### Job
Below are some records. Say how many of their lines include the string "English", giving only the number.

********************

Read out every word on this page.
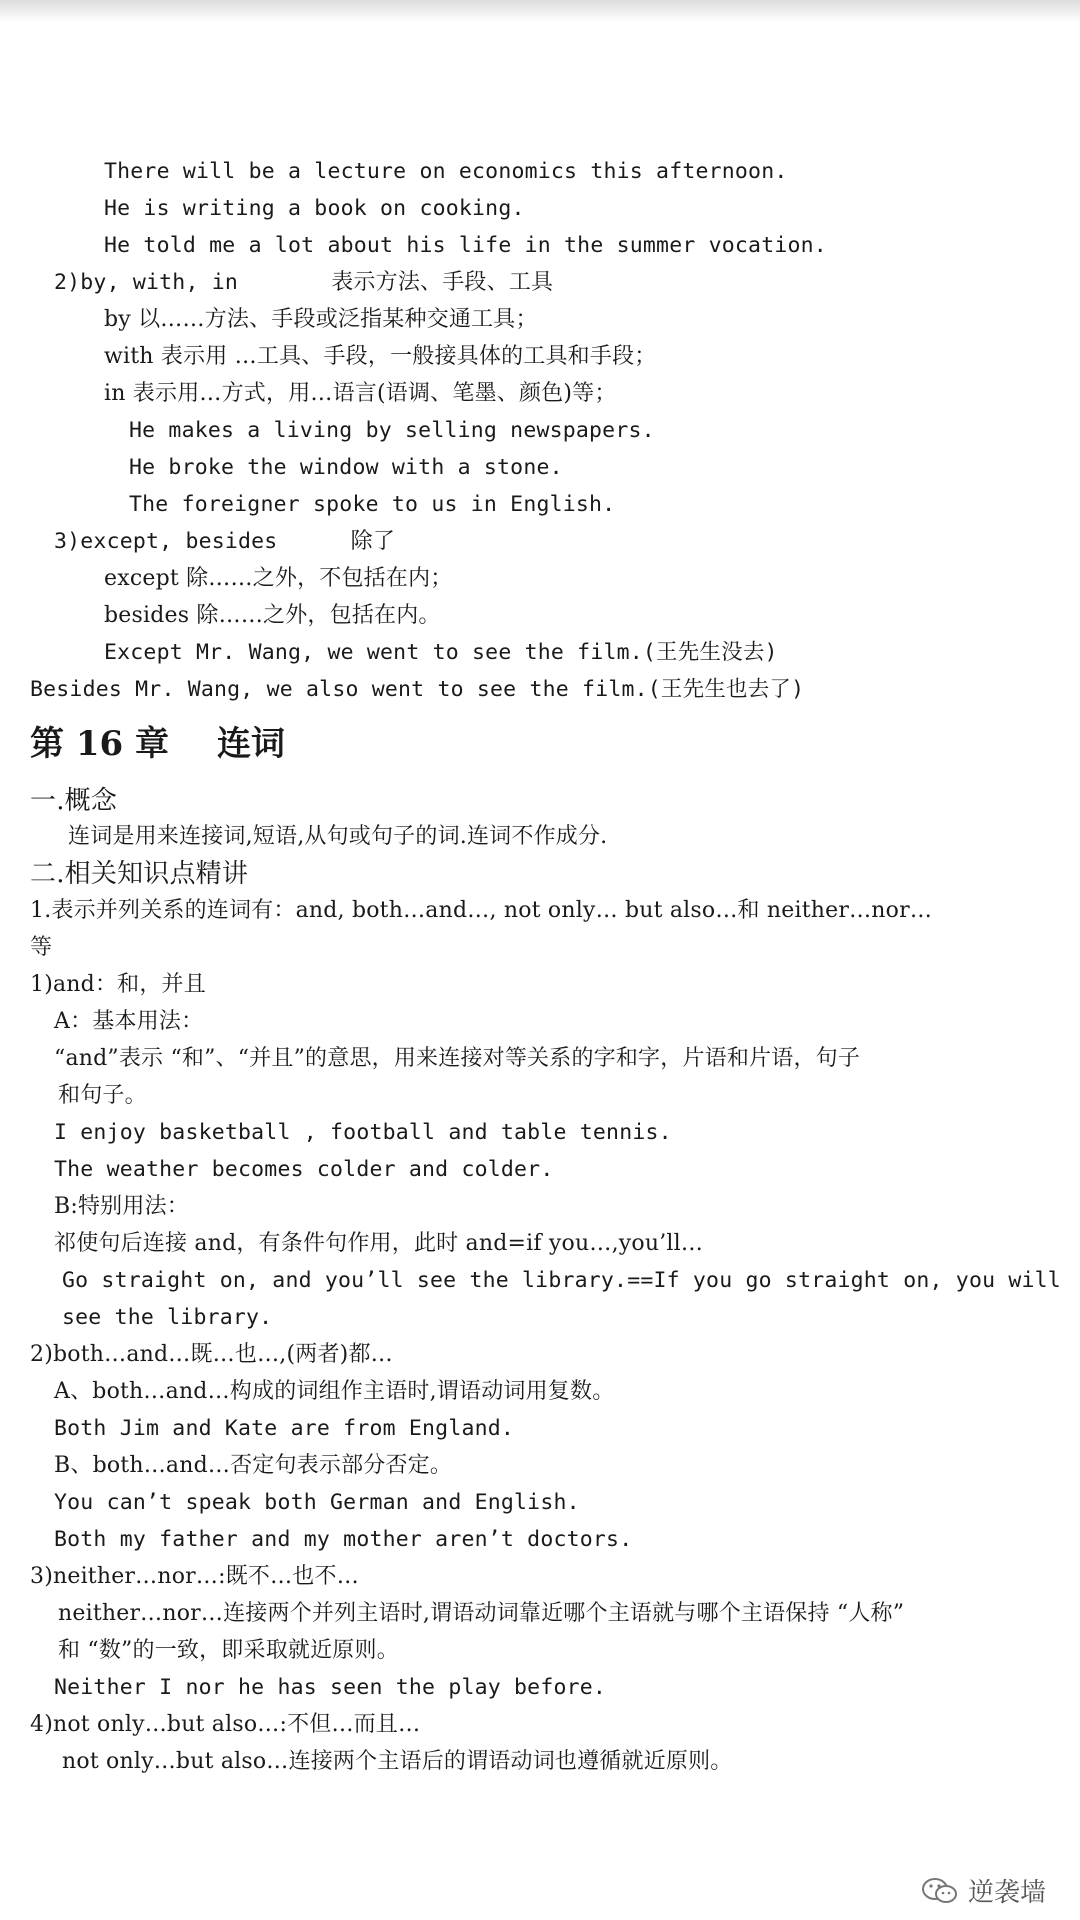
There will be a lecture on economics this afternoon.
He is writing a book on cooking.
He told me a lot about his life in the summer vocation.
2)by, with, in	表示方法、手段、工具
by 以……方法、手段或泛指某种交通工具；
with 表示用 …工具、手段，一般接具体的工具和手段；
in 表示用…方式，用…语言(语调、笔墨、颜色)等；
He makes a living by selling newspapers.
He broke the window with a stone.
The foreigner spoke to us in English.
3)except, besides	除了
except 除……之外，不包括在内；
besides 除……之外，包括在内。
Except Mr. Wang, we went to see the film.(王先生没去)
Besides Mr. Wang, we also went to see the film.(王先生也去了)
第 16 章 连词
一.概念
连词是用来连接词,短语,从句或句子的词.连词不作成分.
二.相关知识点精讲
1.表示并列关系的连词有：and, both…and…, not only… but also…和 neither…nor…
等
1)and：和，并且
A：基本用法：
“and”表示 “和”、“并且”的意思，用来连接对等关系的字和字，片语和片语，句子
和句子。
I enjoy basketball , football and table tennis.
The weather becomes colder and colder.
B:特别用法：
祁使句后连接 and，有条件句作用，此时 and=if you…,you’ll…
Go straight on, and you’ll see the library.==If you go straight on, you will
see the library.
2)both…and…既…也…,(两者)都…
A、both…and…构成的词组作主语时,谓语动词用复数。
Both Jim and Kate are from England.
B、both…and…否定句表示部分否定。
You can’t speak both German and English.
Both my father and my mother aren’t doctors.
3)neither…nor…:既不…也不…
neither…nor…连接两个并列主语时,谓语动词靠近哪个主语就与哪个主语保持 “人称”
和 “数”的一致，即采取就近原则。
Neither I nor he has seen the play before.
4)not only…but also…:不但…而且…
not only…but also…连接两个主语后的谓语动词也遵循就近原则。
逆袭墙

********************

### In response
2